[WRITTEN PROBLEM]
Copy each line that holds "Tether".

Dataset rows about figures:
────────────────────

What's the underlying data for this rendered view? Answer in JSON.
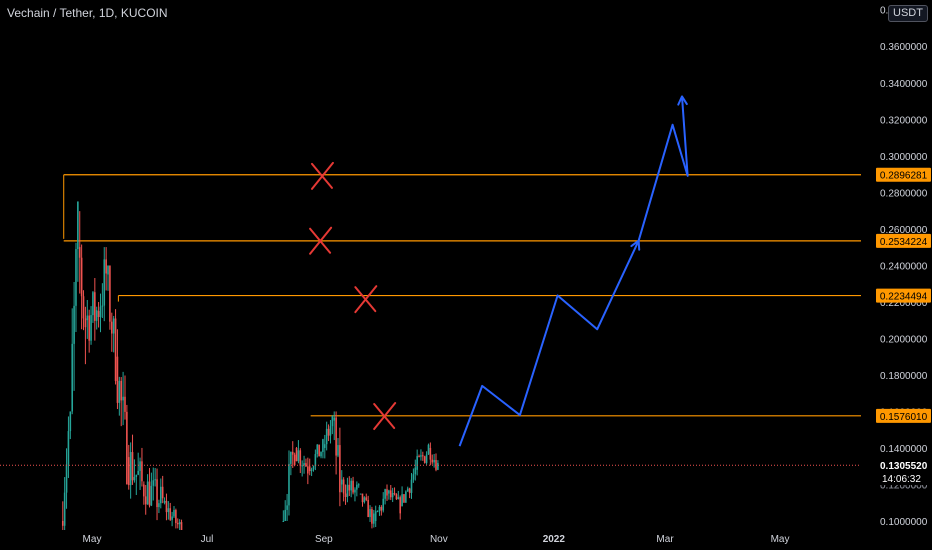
{
  "header": {
    "symbol_title": "Vechain / Tether, 1D, KUCOIN",
    "currency_label": "USDT"
  },
  "chart_data": {
    "type": "candlestick",
    "title": "Vechain / Tether, 1D, KUCOIN",
    "y_axis": {
      "scale": "linear",
      "range": [
        0.098,
        0.385
      ],
      "tick_values": [
        0.1,
        0.12,
        0.14,
        0.16,
        0.18,
        0.2,
        0.22,
        0.24,
        0.26,
        0.28,
        0.3,
        0.32,
        0.34,
        0.36
      ],
      "tick_labels": [
        "0.1000000",
        "0.1200000",
        "0.1400000",
        "0.1600000",
        "0.1800000",
        "0.2000000",
        "0.2200000",
        "0.2400000",
        "0.2600000",
        "0.2800000",
        "0.3000000",
        "0.3200000",
        "0.3400000",
        "0.3600000"
      ],
      "top_label_partial": "0.3800000"
    },
    "x_axis": {
      "range": [
        "2021-04-14",
        "2022-06-08"
      ],
      "ticks": [
        {
          "date": "2021-05-01",
          "label": "May"
        },
        {
          "date": "2021-07-01",
          "label": "Jul"
        },
        {
          "date": "2021-09-01",
          "label": "Sep"
        },
        {
          "date": "2021-11-01",
          "label": "Nov"
        },
        {
          "date": "2022-01-01",
          "label": "2022"
        },
        {
          "date": "2022-03-01",
          "label": "Mar"
        },
        {
          "date": "2022-05-01",
          "label": "May"
        }
      ]
    },
    "candles": [
      {
        "start": "2021-04-15",
        "end": "2021-04-20",
        "low": 0.095,
        "high": 0.16,
        "trend": [
          0.1,
          0.16
        ]
      },
      {
        "start": "2021-04-20",
        "end": "2021-04-24",
        "low": 0.12,
        "high": 0.275,
        "trend": [
          0.16,
          0.25
        ]
      },
      {
        "start": "2021-04-24",
        "end": "2021-04-28",
        "low": 0.16,
        "high": 0.28,
        "trend": [
          0.25,
          0.21
        ]
      },
      {
        "start": "2021-04-28",
        "end": "2021-05-04",
        "low": 0.17,
        "high": 0.235,
        "trend": [
          0.21,
          0.215
        ]
      },
      {
        "start": "2021-05-04",
        "end": "2021-05-09",
        "low": 0.175,
        "high": 0.25,
        "trend": [
          0.215,
          0.235
        ]
      },
      {
        "start": "2021-05-09",
        "end": "2021-05-14",
        "low": 0.17,
        "high": 0.24,
        "trend": [
          0.235,
          0.19
        ]
      },
      {
        "start": "2021-05-14",
        "end": "2021-05-20",
        "low": 0.12,
        "high": 0.205,
        "trend": [
          0.19,
          0.135
        ]
      },
      {
        "start": "2021-05-20",
        "end": "2021-05-28",
        "low": 0.09,
        "high": 0.15,
        "trend": [
          0.135,
          0.12
        ]
      },
      {
        "start": "2021-05-28",
        "end": "2021-06-08",
        "low": 0.09,
        "high": 0.135,
        "trend": [
          0.12,
          0.11
        ]
      },
      {
        "start": "2021-06-08",
        "end": "2021-06-18",
        "low": 0.09,
        "high": 0.115,
        "trend": [
          0.11,
          0.095
        ]
      },
      {
        "start": "2021-08-10",
        "end": "2021-08-17",
        "low": 0.1,
        "high": 0.145,
        "trend": [
          0.1,
          0.14
        ]
      },
      {
        "start": "2021-08-17",
        "end": "2021-08-24",
        "low": 0.115,
        "high": 0.148,
        "trend": [
          0.14,
          0.13
        ]
      },
      {
        "start": "2021-08-24",
        "end": "2021-09-01",
        "low": 0.12,
        "high": 0.145,
        "trend": [
          0.13,
          0.14
        ]
      },
      {
        "start": "2021-09-01",
        "end": "2021-09-06",
        "low": 0.125,
        "high": 0.158,
        "trend": [
          0.14,
          0.155
        ]
      },
      {
        "start": "2021-09-06",
        "end": "2021-09-10",
        "low": 0.1,
        "high": 0.16,
        "trend": [
          0.155,
          0.12
        ]
      },
      {
        "start": "2021-09-10",
        "end": "2021-09-20",
        "low": 0.1,
        "high": 0.13,
        "trend": [
          0.12,
          0.115
        ]
      },
      {
        "start": "2021-09-20",
        "end": "2021-09-28",
        "low": 0.095,
        "high": 0.115,
        "trend": [
          0.115,
          0.1
        ]
      },
      {
        "start": "2021-09-28",
        "end": "2021-10-05",
        "low": 0.095,
        "high": 0.12,
        "trend": [
          0.1,
          0.115
        ]
      },
      {
        "start": "2021-10-05",
        "end": "2021-10-12",
        "low": 0.1,
        "high": 0.12,
        "trend": [
          0.115,
          0.108
        ]
      },
      {
        "start": "2021-10-12",
        "end": "2021-10-20",
        "low": 0.11,
        "high": 0.135,
        "trend": [
          0.108,
          0.128
        ]
      },
      {
        "start": "2021-10-20",
        "end": "2021-10-27",
        "low": 0.12,
        "high": 0.148,
        "trend": [
          0.128,
          0.14
        ]
      },
      {
        "start": "2021-10-27",
        "end": "2021-11-01",
        "low": 0.125,
        "high": 0.145,
        "trend": [
          0.14,
          0.1305
        ]
      }
    ],
    "horizontal_levels": [
      {
        "value": 0.2896281,
        "label": "0.2896281",
        "start": "2021-04-16"
      },
      {
        "value": 0.2534224,
        "label": "0.2534224",
        "start": "2021-04-16"
      },
      {
        "value": 0.2234494,
        "label": "0.2234494",
        "start": "2021-05-15"
      },
      {
        "value": 0.157601,
        "label": "0.1576010",
        "start": "2021-08-25"
      }
    ],
    "level_marker_dates": [
      [
        "2021-04-16",
        "2021-04-16"
      ],
      [
        "2021-05-15",
        "2021-05-15"
      ]
    ],
    "cross_marks": [
      {
        "date": "2021-08-31",
        "value": 0.289,
        "near_level": "0.2896281"
      },
      {
        "date": "2021-08-30",
        "value": 0.2535,
        "near_level": "0.2534224"
      },
      {
        "date": "2021-09-23",
        "value": 0.2215,
        "near_level": "0.2234494"
      },
      {
        "date": "2021-10-03",
        "value": 0.1575,
        "near_level": "0.1576010"
      }
    ],
    "projection_path": {
      "color": "#2962ff",
      "points": [
        [
          "2021-11-12",
          0.141
        ],
        [
          "2021-11-24",
          0.174
        ],
        [
          "2021-12-14",
          0.158
        ],
        [
          "2022-01-03",
          0.2235
        ],
        [
          "2022-01-24",
          0.205
        ],
        [
          "2022-02-15",
          0.2535
        ],
        [
          "2022-03-05",
          0.317
        ],
        [
          "2022-03-13",
          0.289
        ],
        [
          "2022-03-10",
          0.3325
        ]
      ]
    },
    "current_price": {
      "value": 0.130552,
      "label": "0.1305520",
      "countdown": "14:06:32"
    },
    "partial_tick_labels": [
      "0.1200000"
    ],
    "colors": {
      "background": "#000000",
      "up_candle": "#26a69a",
      "down_candle": "#ef5350",
      "level_line": "#ff9800",
      "cross_mark": "#e53935",
      "projection": "#2962ff",
      "current_price_line": "#ef5350",
      "axis_text": "#d1d4dc"
    }
  }
}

────────────────────

[SOLUTION]
    "symbol_title": "Vechain / Tether, 1D, KUCOIN",
    "title": "Vechain / Tether, 1D, KUCOIN",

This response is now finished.